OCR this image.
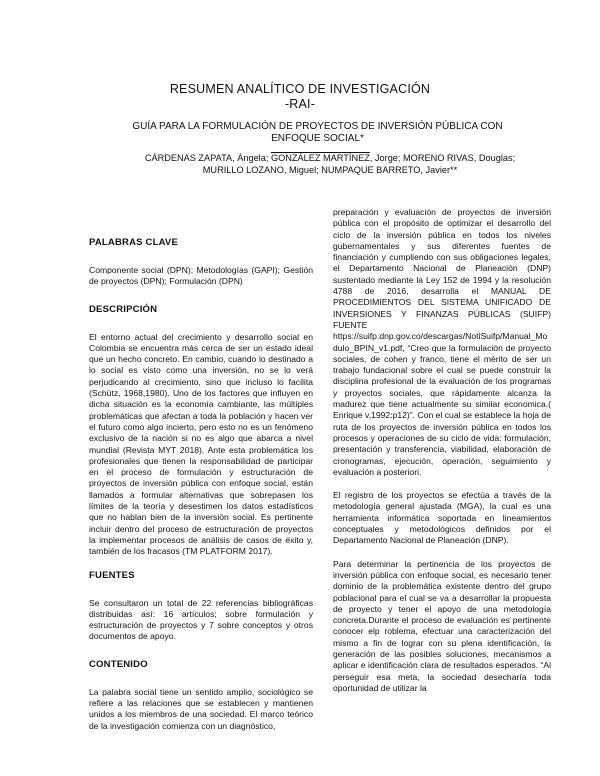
RESUMEN ANALÍTICO DE INVESTIGACIÓN
-RAI-
GUÍA PARA LA FORMULACIÓN DE PROYECTOS DE INVERSIÓN PÚBLICA CON
ENFOQUE SOCIAL*
CÁRDENAS ZAPATA, Ángela; GONZÁLEZ MARTÍNEZ, Jorge; MORENO RIVAS, Douglas;
MURILLO LOZANO, Miguel; NUMPAQUE BARRETO, Javier**
PALABRAS CLAVE

Componente social (DPN); Metodologías (GAPI); Gestión de proyectos (DPN); Formulación (DPN)

DESCRIPCIÓN

El entorno actual del crecimiento y desarrollo social en Colombia se encuentra más cerca de ser un estado ideal que un hecho concreto. En cambio, cuando lo destinado a lo social es visto como una inversión, no se lo verá perjudicando al crecimiento, sino que incluso lo facilita (Schütz, 1968,1980). Uno de los factores que influyen en dicha situación es la economía cambiante, las múltiples problemáticas que afectan a toda la población y hacen ver el futuro como algo incierto, pero esto no es un fenómeno exclusivo de la nación si no es algo que abarca a nivel mundial (Revista MYT 2018). Ante esta problemática los profesionales que tienen la responsabilidad de participar en el proceso de formulación y estructuración de proyectos de inversión pública con enfoque social, están llamados a formular alternativas que sobrepasen los límites de la teoría y desestimen los datos estadísticos que no hablan bien de la inversión social. Es pertinente incluir dentro del proceso de estructuración de proyectos la implementar procesos de análisis de casos de éxito y, también de los fracasos (TM PLATFORM 2017).

FUENTES

Se consultaron un total de 22 referencias bibliográficas distribuidas así: 16 artículos; sobre formulación y estructuración de proyectos y 7 sobre conceptos y otros documentos de apoyo.

CONTENIDO

La palabra social tiene un sentido amplio, sociológico se refiere a las relaciones que se establecen y mantienen unidos a los miembros de una sociedad. El marco teórico de la investigación comienza con un diagnóstico,

preparación y evaluación de proyectos de inversión pública con el propósito de optimizar el desarrollo del ciclo de la inversión pública en todos los niveles gubernamentales y sus diferentes fuentes de financiación y cumpliendo con sus obligaciones legales, el Departamento Nacional de Planeación (DNP) sustentado mediante la Ley 152 de 1994 y la resolución 4788 de 2016, desarrolla el MANUAL DE PROCEDIMIENTOS DEL SISTEMA UNIFICADO DE INVERSIONES Y FINANZAS PÚBLICAS (SUIFP) FUENTE https://suifp.dnp.gov.co/descargas/NotiSuifp/Manual_Modulo_BPIN_v1.pdf, “Creo que la formulación de proyecto sociales, de cohen y franco, tiene el mérito de ser un trabajo fundacional sobre el cual se puede construir la disciplina profesional de la evaluación de los programas y proyectos sociales, que rápidamente alcanza la madurez que tiene actualmente su similar economica.( Enrique v,1992:p12)”. Con el cual se establece la hoja de ruta de los proyectos de inversión pública en todos los procesos y operaciones de su ciclo de vida: formulación, presentación y transferencia, viabilidad, elaboración de cronogramas, ejecución, operación, seguimiento y evaluación a posteriori.

El registro de los proyectos se efectúa a través de la metodología general ajustada (MGA), la cual es una herramienta informática soportada en lineamientos conceptuales y metodológicos definidos por el Departamento Nacional de Planeación (DNP).

Para determinar la pertinencia de los proyectos de inversión pública con enfoque social, es necesario tener dominio de la problemática existente dentro del grupo poblacional para el cual se va a desarrollar la propuesta de proyecto y tener el apoyo de una metodología concreta.Durante el proceso de evaluación es pertinente conocer elp roblema, efectuar una caracterización del mismo a fin de lograr con su plena identificación, la generación de las posibles soluciones, mecanismos a aplicar e identificación clara de resultados esperados. “Al perseguir esa meta, la sociedad desecharía toda oportunidad de utilizar la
◇ ◇ ◇ ◇ ◇ ◇ ◇
Using the records above, select and copy every line that has the word "sociedad".

La palabra social tiene un sentido amplio, sociológico se refiere a las relaciones que se establecen y mantienen unidos a los miembros de una sociedad. El marco teórico de la investigación comienza con un diagnóstico,
Para determinar la pertinencia de los proyectos de inversión pública con enfoque social, es necesario tener dominio de la problemática existente dentro del grupo poblacional para el cual se va a desarrollar la propuesta de proyecto y tener el apoyo de una metodología concreta.Durante el proceso de evaluación es pertinente conocer elp roblema, efectuar una caracterización del mismo a fin de lograr con su plena identificación, la generación de las posibles soluciones, mecanismos a aplicar e identificación clara de resultados esperados. “Al perseguir esa meta, la sociedad desecharía toda oportunidad de utilizar la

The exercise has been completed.